** Begin Items **
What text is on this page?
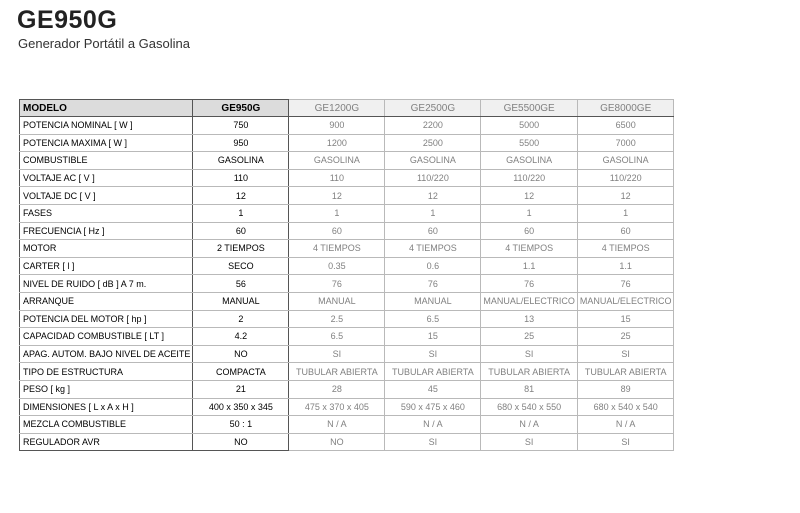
GE950G
Generador Portátil a Gasolina
MODELO	GE950G	GE1200G	GE2500G	GE5500GE	GE8000GE
POTENCIA NOMINAL [ W ]	750	900	2200	5000	6500
POTENCIA MAXIMA [ W ]	950	1200	2500	5500	7000
COMBUSTIBLE	GASOLINA	GASOLINA	GASOLINA	GASOLINA	GASOLINA
VOLTAJE AC [ V ]	110	110	110/220	110/220	110/220
VOLTAJE DC [ V ]	12	12	12	12	12
FASES	1	1	1	1	1
FRECUENCIA [ Hz ]	60	60	60	60	60
MOTOR	2 TIEMPOS	4 TIEMPOS	4 TIEMPOS	4 TIEMPOS	4 TIEMPOS
CARTER [ l ]	SECO	0.35	0.6	1.1	1.1
NIVEL DE RUIDO [ dB ] A 7 m.	56	76	76	76	76
ARRANQUE	MANUAL	MANUAL	MANUAL	MANUAL/ELECTRICO	MANUAL/ELECTRICO
POTENCIA DEL MOTOR [ hp ]	2	2.5	6.5	13	15
CAPACIDAD COMBUSTIBLE [ LT ]	4.2	6.5	15	25	25
APAG. AUTOM. BAJO NIVEL DE ACEITE	NO	SI	SI	SI	SI
TIPO DE ESTRUCTURA	COMPACTA	TUBULAR ABIERTA	TUBULAR ABIERTA	TUBULAR ABIERTA	TUBULAR ABIERTA
PESO [ kg ]	21	28	45	81	89
DIMENSIONES [ L x A x H ]	400 x 350 x 345	475 x 370 x 405	590 x 475 x 460	680 x 540 x 550	680 x 540 x 540
MEZCLA COMBUSTIBLE	50 : 1	N / A	N / A	N / A	N / A
REGULADOR AVR	NO	NO	SI	SI	SI
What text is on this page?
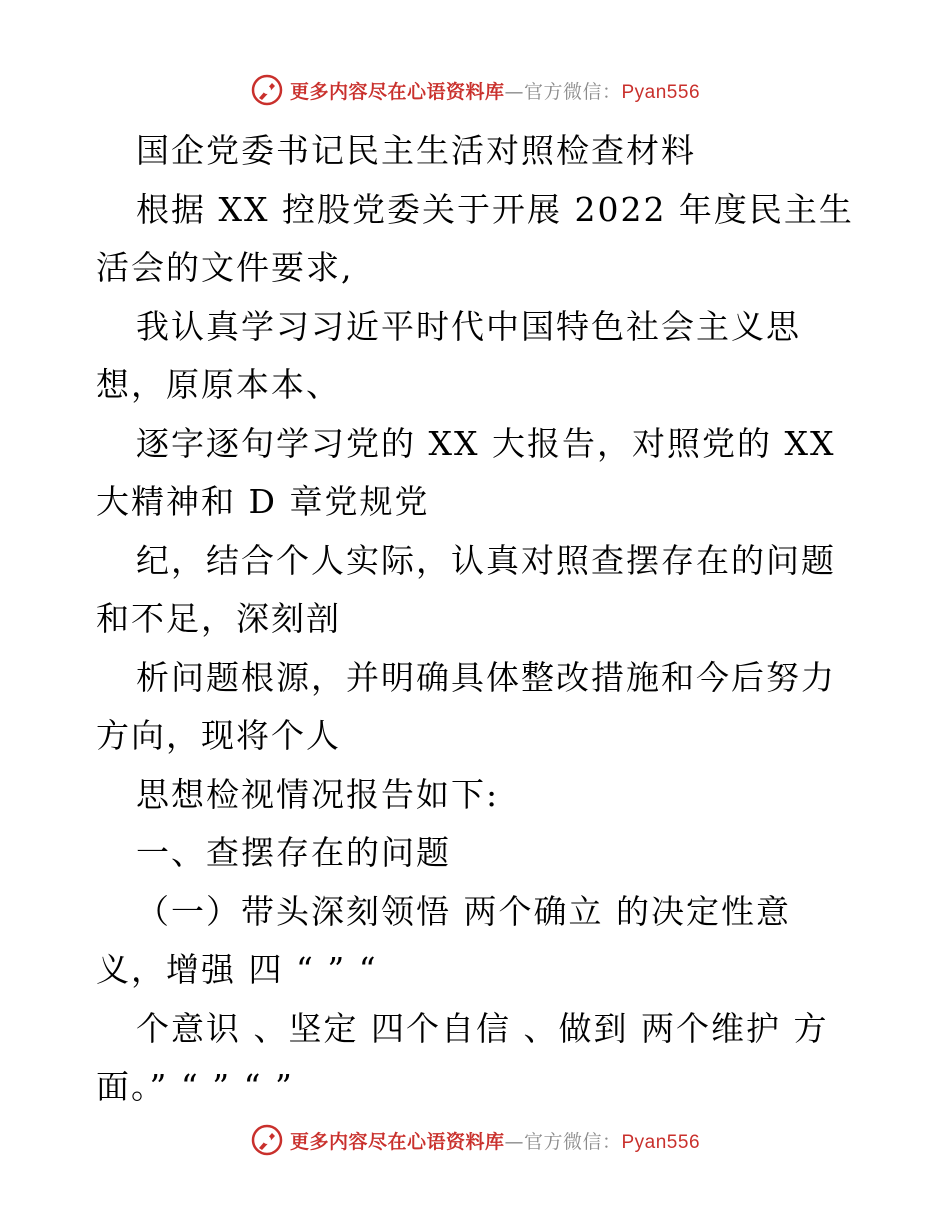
更多内容尽在心语资料库—官方微信：Pyan556

国企党委书记民主生活对照检查材料

根据 XX 控股党委关于开展 2022 年度民主生活会的文件要求,

我认真学习习近平时代中国特色社会主义思想，原原本本、

逐字逐句学习党的 XX 大报告，对照党的 XX 大精神和 D 章党规党

纪，结合个人实际，认真对照查摆存在的问题和不足，深刻剖

析问题根源，并明确具体整改措施和今后努力方向，现将个人

思想检视情况报告如下:

一、查摆存在的问题

（一）带头深刻领悟 两个确立 的决定性意义，增强 四 “ ” “

个意识 、坚定 四个自信 、做到 两个维护 方面。” “ ” “ ”

更多内容尽在心语资料库—官方微信：Pyan556
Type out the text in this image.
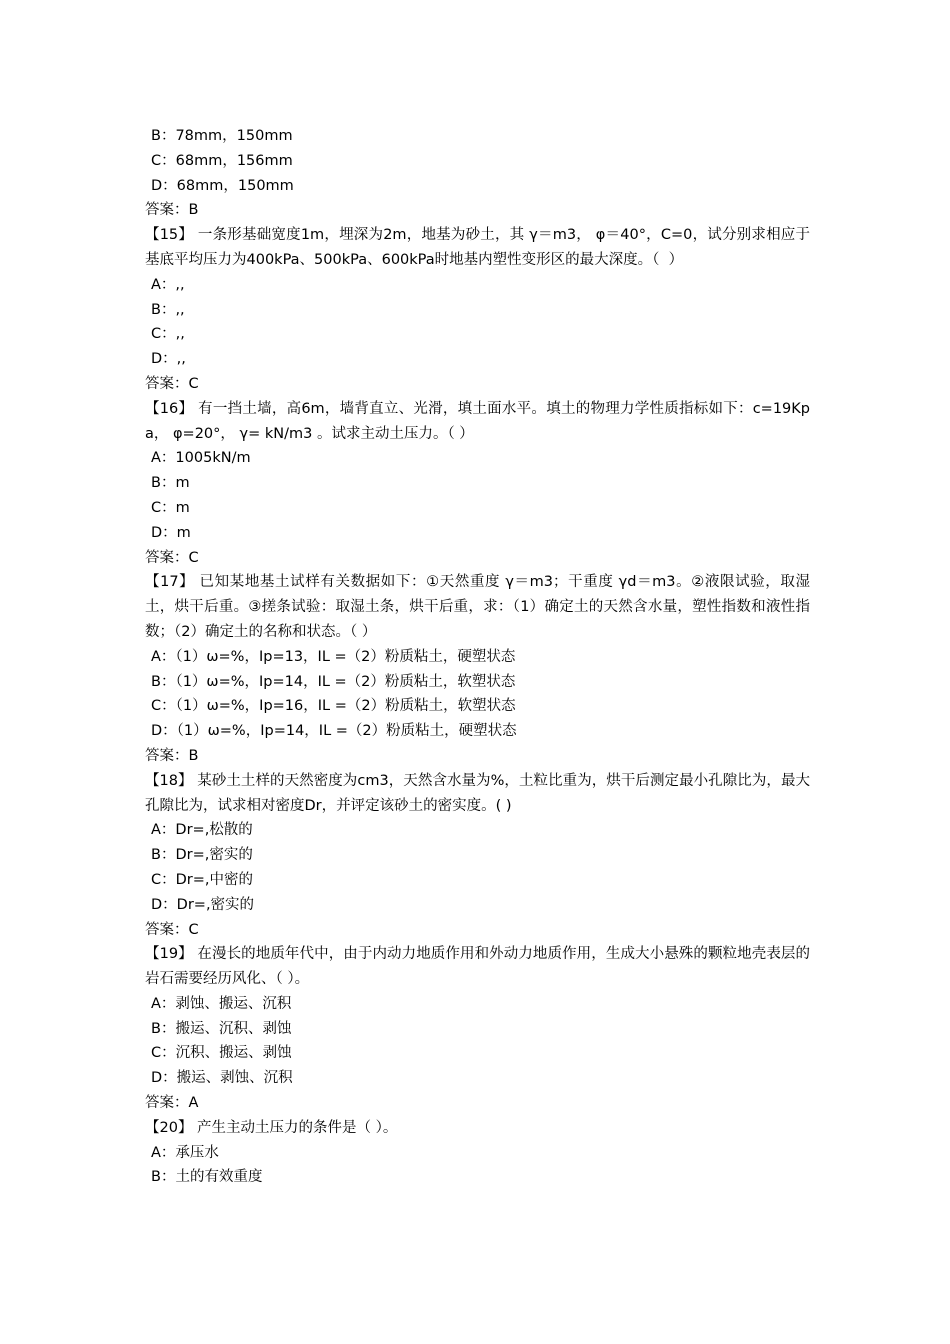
B：78mm，150mm
C：68mm，156mm
D：68mm，150mm
答案：B
【15】 一条形基础宽度1m，埋深为2m，地基为砂土，其 γ＝m3， φ＝40°，C=0，试分别求相应于基底平均压力为400kPa、500kPa、600kPa时地基内塑性变形区的最大深度。（  ）
A：,,
B：,,
C：,,
D：,,
答案：C
【16】 有一挡土墙，高6m，墙背直立、光滑，填土面水平。填土的物理力学性质指标如下：c=19Kpa， φ=20°， γ= kN/m3 。试求主动土压力。（ ）
A：1005kN/m
B：m
C：m
D：m
答案：C
【17】 已知某地基土试样有关数据如下：①天然重度 γ＝m3；干重度 γd＝m3。②液限试验，取湿土，烘干后重。③搓条试验：取湿土条，烘干后重，求：（1）确定土的天然含水量，塑性指数和液性指数；（2）确定土的名称和状态。（ ）
A：（1）ω=%，Ip=13，IL =（2）粉质粘土，硬塑状态
B：（1）ω=%，Ip=14，IL =（2）粉质粘土，软塑状态
C：（1）ω=%，Ip=16，IL =（2）粉质粘土，软塑状态
D：（1）ω=%，Ip=14，IL =（2）粉质粘土，硬塑状态
答案：B
【18】 某砂土土样的天然密度为cm3，天然含水量为%，土粒比重为，烘干后测定最小孔隙比为，最大孔隙比为，试求相对密度Dr，并评定该砂土的密实度。( )
A：Dr=,松散的
B：Dr=,密实的
C：Dr=,中密的
D：Dr=,密实的
答案：C
【19】 在漫长的地质年代中，由于内动力地质作用和外动力地质作用，生成大小悬殊的颗粒地壳表层的岩石需要经历风化、（ ）。
A：剥蚀、搬运、沉积
B：搬运、沉积、剥蚀
C：沉积、搬运、剥蚀
D：搬运、剥蚀、沉积
答案：A
【20】 产生主动土压力的条件是（ ）。
A：承压水
B：土的有效重度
** End Items **
* **Your task**
Without including any pictures, reproduce the listing exactly.

* **Result of the exercise**
What text is on this page?
GE950G
Generador Portátil a Gasolina
MODELO	GE950G	GE1200G	GE2500G	GE5500GE	GE8000GE
POTENCIA NOMINAL [ W ]	750	900	2200	5000	6500
POTENCIA MAXIMA [ W ]	950	1200	2500	5500	7000
COMBUSTIBLE	GASOLINA	GASOLINA	GASOLINA	GASOLINA	GASOLINA
VOLTAJE AC [ V ]	110	110	110/220	110/220	110/220
VOLTAJE DC [ V ]	12	12	12	12	12
FASES	1	1	1	1	1
FRECUENCIA [ Hz ]	60	60	60	60	60
MOTOR	2 TIEMPOS	4 TIEMPOS	4 TIEMPOS	4 TIEMPOS	4 TIEMPOS
CARTER [ l ]	SECO	0.35	0.6	1.1	1.1
NIVEL DE RUIDO [ dB ] A 7 m.	56	76	76	76	76
ARRANQUE	MANUAL	MANUAL	MANUAL	MANUAL/ELECTRICO	MANUAL/ELECTRICO
POTENCIA DEL MOTOR [ hp ]	2	2.5	6.5	13	15
CAPACIDAD COMBUSTIBLE [ LT ]	4.2	6.5	15	25	25
APAG. AUTOM. BAJO NIVEL DE ACEITE	NO	SI	SI	SI	SI
TIPO DE ESTRUCTURA	COMPACTA	TUBULAR ABIERTA	TUBULAR ABIERTA	TUBULAR ABIERTA	TUBULAR ABIERTA
PESO [ kg ]	21	28	45	81	89
DIMENSIONES [ L x A x H ]	400 x 350 x 345	475 x 370 x 405	590 x 475 x 460	680 x 540 x 550	680 x 540 x 540
MEZCLA COMBUSTIBLE	50 : 1	N / A	N / A	N / A	N / A
REGULADOR AVR	NO	NO	SI	SI	SI
What text is on this page?
更多内容尽在心语资料库—官方微信：Pyan556

国企党委书记民主生活对照检查材料

根据 XX 控股党委关于开展 2022 年度民主生活会的文件要求,

我认真学习习近平时代中国特色社会主义思想，原原本本、

逐字逐句学习党的 XX 大报告，对照党的 XX 大精神和 D 章党规党

纪，结合个人实际，认真对照查摆存在的问题和不足，深刻剖

析问题根源，并明确具体整改措施和今后努力方向，现将个人

思想检视情况报告如下:

一、查摆存在的问题

（一）带头深刻领悟 两个确立 的决定性意义，增强 四 “ ” “

个意识 、坚定 四个自信 、做到 两个维护 方面。” “ ” “ ”

更多内容尽在心语资料库—官方微信：Pyan556
Type out the text in this image.
B：78mm，150mm
C：68mm，156mm
D：68mm，150mm
答案：B
【15】 一条形基础宽度1m，埋深为2m，地基为砂土，其 γ＝m3， φ＝40°，C=0，试分别求相应于基底平均压力为400kPa、500kPa、600kPa时地基内塑性变形区的最大深度。（  ）
A：,,
B：,,
C：,,
D：,,
答案：C
【16】 有一挡土墙，高6m，墙背直立、光滑，填土面水平。填土的物理力学性质指标如下：c=19Kpa， φ=20°， γ= kN/m3 。试求主动土压力。（ ）
A：1005kN/m
B：m
C：m
D：m
答案：C
【17】 已知某地基土试样有关数据如下：①天然重度 γ＝m3；干重度 γd＝m3。②液限试验，取湿土，烘干后重。③搓条试验：取湿土条，烘干后重，求：（1）确定土的天然含水量，塑性指数和液性指数；（2）确定土的名称和状态。（ ）
A：（1）ω=%，Ip=13，IL =（2）粉质粘土，硬塑状态
B：（1）ω=%，Ip=14，IL =（2）粉质粘土，软塑状态
C：（1）ω=%，Ip=16，IL =（2）粉质粘土，软塑状态
D：（1）ω=%，Ip=14，IL =（2）粉质粘土，硬塑状态
答案：B
【18】 某砂土土样的天然密度为cm3，天然含水量为%，土粒比重为，烘干后测定最小孔隙比为，最大孔隙比为，试求相对密度Dr，并评定该砂土的密实度。( )
A：Dr=,松散的
B：Dr=,密实的
C：Dr=,中密的
D：Dr=,密实的
答案：C
【19】 在漫长的地质年代中，由于内动力地质作用和外动力地质作用，生成大小悬殊的颗粒地壳表层的岩石需要经历风化、（ ）。
A：剥蚀、搬运、沉积
B：搬运、沉积、剥蚀
C：沉积、搬运、剥蚀
D：搬运、剥蚀、沉积
答案：A
【20】 产生主动土压力的条件是（ ）。
A：承压水
B：土的有效重度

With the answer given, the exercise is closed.